------ PROVIDED DATA

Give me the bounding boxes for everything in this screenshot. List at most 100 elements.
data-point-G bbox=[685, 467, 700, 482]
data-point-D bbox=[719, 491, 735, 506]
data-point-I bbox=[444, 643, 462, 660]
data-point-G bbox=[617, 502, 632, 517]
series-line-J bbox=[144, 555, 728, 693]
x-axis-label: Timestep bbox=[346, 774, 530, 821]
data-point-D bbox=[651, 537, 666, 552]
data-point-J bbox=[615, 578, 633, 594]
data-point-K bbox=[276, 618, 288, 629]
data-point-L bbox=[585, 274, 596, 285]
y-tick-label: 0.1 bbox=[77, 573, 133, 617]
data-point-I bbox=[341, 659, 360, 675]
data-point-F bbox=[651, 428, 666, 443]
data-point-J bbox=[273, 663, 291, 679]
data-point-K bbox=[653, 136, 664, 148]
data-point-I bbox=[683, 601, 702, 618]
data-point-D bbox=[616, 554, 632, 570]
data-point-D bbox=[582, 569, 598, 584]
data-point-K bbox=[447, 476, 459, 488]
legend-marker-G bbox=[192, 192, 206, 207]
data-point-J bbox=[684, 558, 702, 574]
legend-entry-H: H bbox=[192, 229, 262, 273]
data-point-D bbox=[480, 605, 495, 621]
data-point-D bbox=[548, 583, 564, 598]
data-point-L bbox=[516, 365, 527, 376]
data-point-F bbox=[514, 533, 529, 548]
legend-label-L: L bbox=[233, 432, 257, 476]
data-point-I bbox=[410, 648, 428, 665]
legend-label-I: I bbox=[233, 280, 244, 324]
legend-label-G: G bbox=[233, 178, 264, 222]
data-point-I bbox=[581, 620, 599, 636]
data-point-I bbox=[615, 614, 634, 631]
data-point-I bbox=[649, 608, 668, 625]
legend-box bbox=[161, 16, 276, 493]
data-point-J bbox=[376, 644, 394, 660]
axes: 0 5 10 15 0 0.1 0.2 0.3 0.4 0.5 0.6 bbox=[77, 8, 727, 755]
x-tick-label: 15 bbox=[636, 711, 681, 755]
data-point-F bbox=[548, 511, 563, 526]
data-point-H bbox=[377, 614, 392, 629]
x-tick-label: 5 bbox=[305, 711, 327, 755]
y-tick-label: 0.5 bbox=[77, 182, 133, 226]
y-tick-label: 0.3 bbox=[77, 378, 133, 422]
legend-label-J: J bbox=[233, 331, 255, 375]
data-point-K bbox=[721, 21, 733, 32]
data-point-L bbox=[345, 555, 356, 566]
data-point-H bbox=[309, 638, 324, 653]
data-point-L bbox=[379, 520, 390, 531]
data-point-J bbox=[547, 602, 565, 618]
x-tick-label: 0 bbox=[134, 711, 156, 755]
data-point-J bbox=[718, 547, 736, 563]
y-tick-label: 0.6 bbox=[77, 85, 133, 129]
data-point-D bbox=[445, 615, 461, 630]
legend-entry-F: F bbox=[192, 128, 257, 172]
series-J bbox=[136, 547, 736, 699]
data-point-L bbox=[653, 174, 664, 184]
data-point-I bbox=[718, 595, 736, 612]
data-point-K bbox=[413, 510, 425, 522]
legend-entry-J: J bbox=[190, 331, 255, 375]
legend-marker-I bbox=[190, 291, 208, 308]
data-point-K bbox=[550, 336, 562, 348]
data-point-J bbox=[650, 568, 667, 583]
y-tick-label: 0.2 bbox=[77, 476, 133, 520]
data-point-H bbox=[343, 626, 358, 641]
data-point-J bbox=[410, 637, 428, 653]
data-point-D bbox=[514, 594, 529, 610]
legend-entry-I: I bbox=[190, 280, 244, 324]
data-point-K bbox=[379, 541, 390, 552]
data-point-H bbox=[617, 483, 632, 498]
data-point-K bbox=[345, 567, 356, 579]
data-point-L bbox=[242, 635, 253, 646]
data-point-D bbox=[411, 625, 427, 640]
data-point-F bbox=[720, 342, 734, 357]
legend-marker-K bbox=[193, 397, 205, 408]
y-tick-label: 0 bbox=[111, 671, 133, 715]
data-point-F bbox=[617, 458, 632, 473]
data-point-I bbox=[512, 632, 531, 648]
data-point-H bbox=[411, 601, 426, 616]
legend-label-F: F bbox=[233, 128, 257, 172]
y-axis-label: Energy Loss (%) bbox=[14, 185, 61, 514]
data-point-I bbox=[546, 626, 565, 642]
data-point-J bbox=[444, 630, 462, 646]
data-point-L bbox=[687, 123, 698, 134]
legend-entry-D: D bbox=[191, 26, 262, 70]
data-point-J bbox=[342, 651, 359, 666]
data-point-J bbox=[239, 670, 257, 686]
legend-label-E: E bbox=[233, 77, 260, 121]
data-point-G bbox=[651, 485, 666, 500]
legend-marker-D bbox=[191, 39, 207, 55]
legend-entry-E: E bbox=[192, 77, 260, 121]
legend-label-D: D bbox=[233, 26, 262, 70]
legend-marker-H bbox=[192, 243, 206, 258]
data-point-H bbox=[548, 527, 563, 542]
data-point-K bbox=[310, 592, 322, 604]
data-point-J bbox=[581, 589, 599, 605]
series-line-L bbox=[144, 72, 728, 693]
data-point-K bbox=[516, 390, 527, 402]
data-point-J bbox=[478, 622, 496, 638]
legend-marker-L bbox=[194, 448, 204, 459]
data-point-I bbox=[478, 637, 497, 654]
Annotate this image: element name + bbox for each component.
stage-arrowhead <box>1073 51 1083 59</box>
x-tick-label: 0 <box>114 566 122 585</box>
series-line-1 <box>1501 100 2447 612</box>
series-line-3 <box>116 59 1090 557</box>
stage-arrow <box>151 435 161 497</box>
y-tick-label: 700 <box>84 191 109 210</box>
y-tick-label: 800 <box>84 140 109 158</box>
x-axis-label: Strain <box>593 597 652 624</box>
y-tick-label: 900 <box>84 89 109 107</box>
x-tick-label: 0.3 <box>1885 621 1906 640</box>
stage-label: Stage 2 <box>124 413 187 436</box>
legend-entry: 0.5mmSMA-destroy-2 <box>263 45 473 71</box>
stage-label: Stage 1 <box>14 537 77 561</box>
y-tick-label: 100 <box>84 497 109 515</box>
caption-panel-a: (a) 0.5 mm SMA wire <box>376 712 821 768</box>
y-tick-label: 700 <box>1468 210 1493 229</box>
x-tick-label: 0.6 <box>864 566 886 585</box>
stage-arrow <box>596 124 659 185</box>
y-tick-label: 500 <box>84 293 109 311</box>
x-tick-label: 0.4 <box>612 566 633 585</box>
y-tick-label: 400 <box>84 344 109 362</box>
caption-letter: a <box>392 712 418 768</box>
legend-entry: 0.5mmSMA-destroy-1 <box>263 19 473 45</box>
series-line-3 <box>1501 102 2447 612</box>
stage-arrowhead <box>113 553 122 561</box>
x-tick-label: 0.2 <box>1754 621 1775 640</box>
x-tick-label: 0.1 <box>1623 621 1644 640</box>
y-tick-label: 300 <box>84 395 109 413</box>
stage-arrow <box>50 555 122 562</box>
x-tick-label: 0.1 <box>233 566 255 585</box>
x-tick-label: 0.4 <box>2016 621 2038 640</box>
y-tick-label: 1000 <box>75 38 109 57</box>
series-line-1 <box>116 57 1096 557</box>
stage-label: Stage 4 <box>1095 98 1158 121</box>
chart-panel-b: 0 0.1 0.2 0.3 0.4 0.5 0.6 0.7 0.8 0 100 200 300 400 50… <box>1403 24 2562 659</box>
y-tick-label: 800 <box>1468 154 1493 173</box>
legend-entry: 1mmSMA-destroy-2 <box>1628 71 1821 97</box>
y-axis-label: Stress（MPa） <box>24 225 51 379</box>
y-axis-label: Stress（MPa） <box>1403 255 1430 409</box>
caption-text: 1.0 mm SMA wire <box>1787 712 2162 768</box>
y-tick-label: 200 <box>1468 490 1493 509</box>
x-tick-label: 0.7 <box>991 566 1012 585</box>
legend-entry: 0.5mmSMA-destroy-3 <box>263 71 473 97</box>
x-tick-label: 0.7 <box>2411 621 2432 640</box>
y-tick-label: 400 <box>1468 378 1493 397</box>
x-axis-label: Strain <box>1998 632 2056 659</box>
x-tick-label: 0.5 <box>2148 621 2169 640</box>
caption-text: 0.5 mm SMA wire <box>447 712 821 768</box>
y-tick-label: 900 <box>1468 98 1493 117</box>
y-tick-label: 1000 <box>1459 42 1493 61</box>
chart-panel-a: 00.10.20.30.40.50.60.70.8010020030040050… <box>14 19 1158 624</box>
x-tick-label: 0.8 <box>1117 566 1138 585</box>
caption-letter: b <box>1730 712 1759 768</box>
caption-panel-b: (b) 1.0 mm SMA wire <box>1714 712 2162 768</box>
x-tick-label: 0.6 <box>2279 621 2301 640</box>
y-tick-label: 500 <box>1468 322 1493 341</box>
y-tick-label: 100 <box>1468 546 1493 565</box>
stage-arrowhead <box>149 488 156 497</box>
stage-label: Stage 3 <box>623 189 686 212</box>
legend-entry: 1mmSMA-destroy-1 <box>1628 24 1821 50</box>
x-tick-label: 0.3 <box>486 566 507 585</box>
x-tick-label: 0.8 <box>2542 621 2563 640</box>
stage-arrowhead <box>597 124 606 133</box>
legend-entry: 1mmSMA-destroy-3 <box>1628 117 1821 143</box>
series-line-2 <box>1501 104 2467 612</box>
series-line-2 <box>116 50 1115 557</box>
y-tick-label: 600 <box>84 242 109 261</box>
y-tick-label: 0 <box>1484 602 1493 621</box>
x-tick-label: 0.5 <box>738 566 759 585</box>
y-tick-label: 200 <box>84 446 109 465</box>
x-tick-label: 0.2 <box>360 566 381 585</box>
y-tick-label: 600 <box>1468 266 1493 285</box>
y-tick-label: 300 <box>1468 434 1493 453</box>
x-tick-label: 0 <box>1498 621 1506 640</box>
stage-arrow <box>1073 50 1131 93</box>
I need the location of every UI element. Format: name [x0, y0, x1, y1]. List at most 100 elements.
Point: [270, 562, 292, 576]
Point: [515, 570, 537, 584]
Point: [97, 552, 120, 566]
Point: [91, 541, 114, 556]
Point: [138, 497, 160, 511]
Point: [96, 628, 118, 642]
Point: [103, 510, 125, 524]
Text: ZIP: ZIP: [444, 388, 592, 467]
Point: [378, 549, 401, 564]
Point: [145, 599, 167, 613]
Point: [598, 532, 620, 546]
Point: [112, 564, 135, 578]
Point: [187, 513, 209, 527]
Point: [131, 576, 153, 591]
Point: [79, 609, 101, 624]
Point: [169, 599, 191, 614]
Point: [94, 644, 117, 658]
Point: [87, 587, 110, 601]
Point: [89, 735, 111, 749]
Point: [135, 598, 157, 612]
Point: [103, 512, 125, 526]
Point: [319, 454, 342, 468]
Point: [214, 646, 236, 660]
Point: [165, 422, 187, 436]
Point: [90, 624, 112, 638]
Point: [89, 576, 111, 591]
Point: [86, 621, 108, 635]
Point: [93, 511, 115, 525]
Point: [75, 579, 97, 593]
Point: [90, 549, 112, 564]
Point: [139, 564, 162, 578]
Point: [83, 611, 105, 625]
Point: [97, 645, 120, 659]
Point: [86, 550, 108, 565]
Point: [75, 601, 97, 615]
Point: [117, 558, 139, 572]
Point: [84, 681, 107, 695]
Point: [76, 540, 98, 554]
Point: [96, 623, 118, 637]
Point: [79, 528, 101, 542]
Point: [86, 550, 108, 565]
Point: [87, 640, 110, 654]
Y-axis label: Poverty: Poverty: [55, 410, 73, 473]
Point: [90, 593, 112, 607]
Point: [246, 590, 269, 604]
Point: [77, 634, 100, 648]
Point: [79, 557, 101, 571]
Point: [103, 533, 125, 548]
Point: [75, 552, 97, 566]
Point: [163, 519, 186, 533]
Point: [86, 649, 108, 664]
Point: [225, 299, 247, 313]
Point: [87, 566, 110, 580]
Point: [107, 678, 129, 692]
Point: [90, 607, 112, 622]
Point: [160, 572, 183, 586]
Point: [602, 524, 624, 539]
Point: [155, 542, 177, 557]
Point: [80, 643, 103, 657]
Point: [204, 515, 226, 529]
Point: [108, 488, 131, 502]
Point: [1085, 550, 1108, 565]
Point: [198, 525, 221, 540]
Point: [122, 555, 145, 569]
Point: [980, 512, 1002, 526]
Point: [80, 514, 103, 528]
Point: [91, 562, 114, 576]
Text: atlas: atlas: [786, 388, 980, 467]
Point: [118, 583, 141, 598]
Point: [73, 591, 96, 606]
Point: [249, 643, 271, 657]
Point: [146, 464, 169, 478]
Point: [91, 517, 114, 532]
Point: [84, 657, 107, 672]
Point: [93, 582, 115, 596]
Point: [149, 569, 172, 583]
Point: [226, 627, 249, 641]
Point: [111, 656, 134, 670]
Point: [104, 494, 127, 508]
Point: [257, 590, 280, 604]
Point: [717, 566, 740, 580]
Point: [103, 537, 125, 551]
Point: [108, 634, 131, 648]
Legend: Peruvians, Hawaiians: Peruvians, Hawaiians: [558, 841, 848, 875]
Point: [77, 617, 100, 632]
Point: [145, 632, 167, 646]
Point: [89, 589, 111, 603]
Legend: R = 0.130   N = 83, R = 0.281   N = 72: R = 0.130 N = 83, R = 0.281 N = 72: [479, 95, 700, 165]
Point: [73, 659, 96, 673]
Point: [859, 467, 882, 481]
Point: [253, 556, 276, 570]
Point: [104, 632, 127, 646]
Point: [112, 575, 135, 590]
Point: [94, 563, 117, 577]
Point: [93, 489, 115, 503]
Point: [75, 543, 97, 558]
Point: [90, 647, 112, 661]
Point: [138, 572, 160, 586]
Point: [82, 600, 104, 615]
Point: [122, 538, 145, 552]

------------

TASK OBJECTIVE: Reproduce the records verbatim, from the first line through the line containing "series-J bbox=[136, 547, 736, 699]", including both of those lines.

SOLUTION FOR THIS PROBLEM:
Give me the bounding boxes for everything in this screenshot. List at most 100 elements.
data-point-G bbox=[685, 467, 700, 482]
data-point-D bbox=[719, 491, 735, 506]
data-point-I bbox=[444, 643, 462, 660]
data-point-G bbox=[617, 502, 632, 517]
series-line-J bbox=[144, 555, 728, 693]
x-axis-label: Timestep bbox=[346, 774, 530, 821]
data-point-D bbox=[651, 537, 666, 552]
data-point-J bbox=[615, 578, 633, 594]
data-point-K bbox=[276, 618, 288, 629]
data-point-L bbox=[585, 274, 596, 285]
y-tick-label: 0.1 bbox=[77, 573, 133, 617]
data-point-I bbox=[341, 659, 360, 675]
data-point-F bbox=[651, 428, 666, 443]
data-point-J bbox=[273, 663, 291, 679]
data-point-K bbox=[653, 136, 664, 148]
data-point-I bbox=[683, 601, 702, 618]
data-point-D bbox=[616, 554, 632, 570]
data-point-D bbox=[582, 569, 598, 584]
data-point-K bbox=[447, 476, 459, 488]
legend-marker-G bbox=[192, 192, 206, 207]
data-point-J bbox=[684, 558, 702, 574]
legend-entry-H: H bbox=[192, 229, 262, 273]
data-point-D bbox=[480, 605, 495, 621]
data-point-D bbox=[548, 583, 564, 598]
data-point-L bbox=[516, 365, 527, 376]
data-point-F bbox=[514, 533, 529, 548]
legend-label-L: L bbox=[233, 432, 257, 476]
data-point-I bbox=[410, 648, 428, 665]
legend-label-I: I bbox=[233, 280, 244, 324]
legend-label-G: G bbox=[233, 178, 264, 222]
data-point-I bbox=[581, 620, 599, 636]
data-point-I bbox=[615, 614, 634, 631]
data-point-I bbox=[649, 608, 668, 625]
legend-box bbox=[161, 16, 276, 493]
data-point-J bbox=[376, 644, 394, 660]
axes: 0 5 10 15 0 0.1 0.2 0.3 0.4 0.5 0.6 bbox=[77, 8, 727, 755]
x-tick-label: 15 bbox=[636, 711, 681, 755]
data-point-F bbox=[548, 511, 563, 526]
data-point-H bbox=[377, 614, 392, 629]
x-tick-label: 5 bbox=[305, 711, 327, 755]
y-tick-label: 0.5 bbox=[77, 182, 133, 226]
y-tick-label: 0.3 bbox=[77, 378, 133, 422]
legend-label-J: J bbox=[233, 331, 255, 375]
data-point-K bbox=[721, 21, 733, 32]
data-point-L bbox=[345, 555, 356, 566]
data-point-H bbox=[309, 638, 324, 653]
data-point-L bbox=[379, 520, 390, 531]
data-point-J bbox=[547, 602, 565, 618]
x-tick-label: 0 bbox=[134, 711, 156, 755]
data-point-J bbox=[718, 547, 736, 563]
y-tick-label: 0.6 bbox=[77, 85, 133, 129]
data-point-D bbox=[445, 615, 461, 630]
legend-entry-F: F bbox=[192, 128, 257, 172]
series-J bbox=[136, 547, 736, 699]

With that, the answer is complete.